WHAT IS REQUIRED:
Examine the records and identify each line that includes the string "JSON". Copy those lines.

WORKING DATA:
[start]
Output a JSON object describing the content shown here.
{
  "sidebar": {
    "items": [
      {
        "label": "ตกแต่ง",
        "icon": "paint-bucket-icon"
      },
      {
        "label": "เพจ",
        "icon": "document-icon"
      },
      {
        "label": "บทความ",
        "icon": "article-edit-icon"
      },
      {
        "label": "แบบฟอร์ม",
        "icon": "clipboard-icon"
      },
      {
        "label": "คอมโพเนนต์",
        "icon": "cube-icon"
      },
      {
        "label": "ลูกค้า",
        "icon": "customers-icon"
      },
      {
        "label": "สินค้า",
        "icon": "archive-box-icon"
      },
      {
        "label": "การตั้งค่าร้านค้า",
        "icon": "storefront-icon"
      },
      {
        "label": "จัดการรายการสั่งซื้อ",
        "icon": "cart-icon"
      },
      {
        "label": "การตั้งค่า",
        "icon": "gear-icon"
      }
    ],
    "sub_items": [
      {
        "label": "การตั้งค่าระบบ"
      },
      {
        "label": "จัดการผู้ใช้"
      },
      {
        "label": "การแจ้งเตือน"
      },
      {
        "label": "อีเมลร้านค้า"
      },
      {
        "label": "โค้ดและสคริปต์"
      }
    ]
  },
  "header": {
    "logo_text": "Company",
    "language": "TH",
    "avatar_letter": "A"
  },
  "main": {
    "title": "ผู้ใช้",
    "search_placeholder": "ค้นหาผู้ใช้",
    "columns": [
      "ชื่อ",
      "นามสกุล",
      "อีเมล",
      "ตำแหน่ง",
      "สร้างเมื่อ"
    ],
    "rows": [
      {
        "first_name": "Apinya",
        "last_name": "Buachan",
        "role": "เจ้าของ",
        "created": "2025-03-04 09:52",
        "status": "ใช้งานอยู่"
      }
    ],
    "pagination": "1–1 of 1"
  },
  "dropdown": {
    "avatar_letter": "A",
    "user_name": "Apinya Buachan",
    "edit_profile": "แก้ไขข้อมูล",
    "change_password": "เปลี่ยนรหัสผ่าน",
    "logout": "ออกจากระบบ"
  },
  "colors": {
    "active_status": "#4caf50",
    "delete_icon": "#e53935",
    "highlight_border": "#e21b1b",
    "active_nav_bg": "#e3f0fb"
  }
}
[end]
[start]
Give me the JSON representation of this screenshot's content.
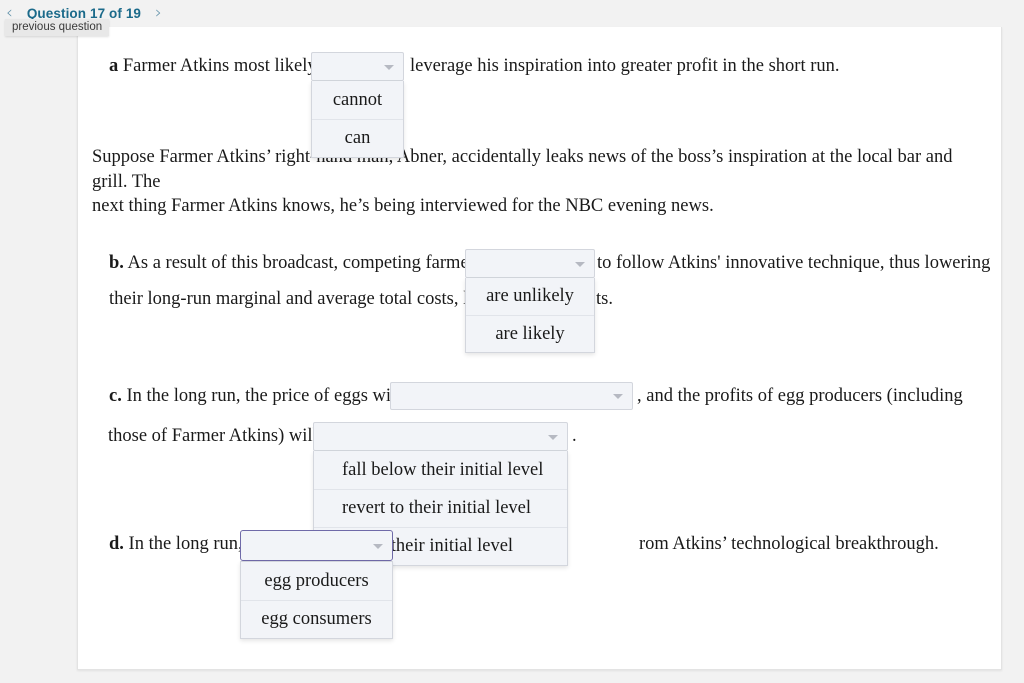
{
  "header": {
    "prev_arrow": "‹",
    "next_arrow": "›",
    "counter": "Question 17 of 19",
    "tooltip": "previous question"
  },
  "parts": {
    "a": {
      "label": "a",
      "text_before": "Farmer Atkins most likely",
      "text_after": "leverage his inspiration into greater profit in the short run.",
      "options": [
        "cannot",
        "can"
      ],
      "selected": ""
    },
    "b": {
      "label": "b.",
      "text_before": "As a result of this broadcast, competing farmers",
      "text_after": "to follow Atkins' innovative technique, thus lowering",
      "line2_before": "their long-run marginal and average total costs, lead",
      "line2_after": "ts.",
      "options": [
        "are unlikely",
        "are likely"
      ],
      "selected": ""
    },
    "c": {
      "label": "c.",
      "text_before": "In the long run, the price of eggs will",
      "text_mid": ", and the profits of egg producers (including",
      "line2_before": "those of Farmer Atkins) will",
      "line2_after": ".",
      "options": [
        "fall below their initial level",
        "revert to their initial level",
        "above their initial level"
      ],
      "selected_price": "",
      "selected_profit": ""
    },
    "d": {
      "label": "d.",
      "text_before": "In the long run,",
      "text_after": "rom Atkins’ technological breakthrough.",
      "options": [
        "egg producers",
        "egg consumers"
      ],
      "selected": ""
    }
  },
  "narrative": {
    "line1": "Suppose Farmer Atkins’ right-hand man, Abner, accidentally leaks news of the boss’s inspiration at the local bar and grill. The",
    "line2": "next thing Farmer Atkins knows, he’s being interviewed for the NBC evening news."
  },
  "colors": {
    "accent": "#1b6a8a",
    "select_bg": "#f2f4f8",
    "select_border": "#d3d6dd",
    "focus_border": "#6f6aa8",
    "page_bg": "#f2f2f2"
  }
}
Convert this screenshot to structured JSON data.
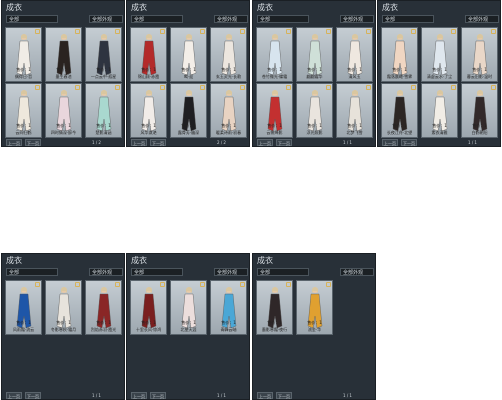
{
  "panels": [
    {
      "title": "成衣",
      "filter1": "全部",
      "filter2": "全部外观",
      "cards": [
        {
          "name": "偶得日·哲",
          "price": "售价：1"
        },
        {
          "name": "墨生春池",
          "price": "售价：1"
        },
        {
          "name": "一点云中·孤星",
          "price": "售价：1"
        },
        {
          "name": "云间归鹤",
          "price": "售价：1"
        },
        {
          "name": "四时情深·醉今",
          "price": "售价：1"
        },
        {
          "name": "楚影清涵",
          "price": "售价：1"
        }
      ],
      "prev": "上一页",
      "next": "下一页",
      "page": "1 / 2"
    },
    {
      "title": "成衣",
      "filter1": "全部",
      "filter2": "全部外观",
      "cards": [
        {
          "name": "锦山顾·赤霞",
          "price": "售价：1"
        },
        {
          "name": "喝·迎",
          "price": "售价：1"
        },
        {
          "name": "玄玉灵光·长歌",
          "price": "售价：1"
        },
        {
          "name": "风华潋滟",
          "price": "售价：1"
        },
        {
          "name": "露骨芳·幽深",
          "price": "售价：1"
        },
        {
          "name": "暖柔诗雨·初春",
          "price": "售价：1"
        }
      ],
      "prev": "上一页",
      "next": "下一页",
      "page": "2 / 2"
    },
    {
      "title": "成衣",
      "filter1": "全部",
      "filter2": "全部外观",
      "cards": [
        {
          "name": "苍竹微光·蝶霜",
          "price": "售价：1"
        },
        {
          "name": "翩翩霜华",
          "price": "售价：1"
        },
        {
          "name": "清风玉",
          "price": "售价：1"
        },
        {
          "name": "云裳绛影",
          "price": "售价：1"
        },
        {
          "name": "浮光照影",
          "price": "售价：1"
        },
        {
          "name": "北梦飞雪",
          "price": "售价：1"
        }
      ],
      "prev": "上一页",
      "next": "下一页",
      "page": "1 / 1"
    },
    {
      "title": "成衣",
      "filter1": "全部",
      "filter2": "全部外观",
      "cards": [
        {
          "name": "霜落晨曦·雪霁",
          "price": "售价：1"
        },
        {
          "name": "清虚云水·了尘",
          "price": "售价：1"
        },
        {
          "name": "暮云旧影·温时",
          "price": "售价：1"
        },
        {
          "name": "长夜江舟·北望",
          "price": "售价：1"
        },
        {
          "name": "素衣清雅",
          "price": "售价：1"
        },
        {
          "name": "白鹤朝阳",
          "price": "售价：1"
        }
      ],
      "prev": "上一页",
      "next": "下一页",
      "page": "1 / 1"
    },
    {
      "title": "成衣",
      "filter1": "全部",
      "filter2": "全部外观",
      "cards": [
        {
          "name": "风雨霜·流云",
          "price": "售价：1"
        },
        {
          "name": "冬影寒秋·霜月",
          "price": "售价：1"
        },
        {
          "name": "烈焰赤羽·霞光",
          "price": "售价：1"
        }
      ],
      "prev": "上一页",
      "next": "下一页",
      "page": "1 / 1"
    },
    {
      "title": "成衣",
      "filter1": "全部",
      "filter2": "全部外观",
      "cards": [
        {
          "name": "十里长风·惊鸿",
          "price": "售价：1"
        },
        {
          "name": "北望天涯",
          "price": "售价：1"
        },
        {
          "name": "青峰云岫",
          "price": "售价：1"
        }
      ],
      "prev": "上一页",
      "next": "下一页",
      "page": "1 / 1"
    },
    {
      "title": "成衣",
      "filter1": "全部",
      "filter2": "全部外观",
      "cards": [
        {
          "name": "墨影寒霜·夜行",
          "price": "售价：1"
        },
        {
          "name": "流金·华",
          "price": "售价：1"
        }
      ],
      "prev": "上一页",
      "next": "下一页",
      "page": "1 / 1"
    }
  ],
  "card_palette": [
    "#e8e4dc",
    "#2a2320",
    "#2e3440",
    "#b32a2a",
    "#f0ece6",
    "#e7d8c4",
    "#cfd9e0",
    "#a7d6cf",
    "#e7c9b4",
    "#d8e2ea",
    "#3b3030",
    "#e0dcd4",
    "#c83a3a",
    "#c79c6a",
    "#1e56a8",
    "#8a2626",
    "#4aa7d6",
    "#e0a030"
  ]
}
[end]
TASK ANSWER:
Output a JSON object describing the content shown here.
Give me the JSON representation of this screenshot's content.
Convert this screenshot to structured JSON data.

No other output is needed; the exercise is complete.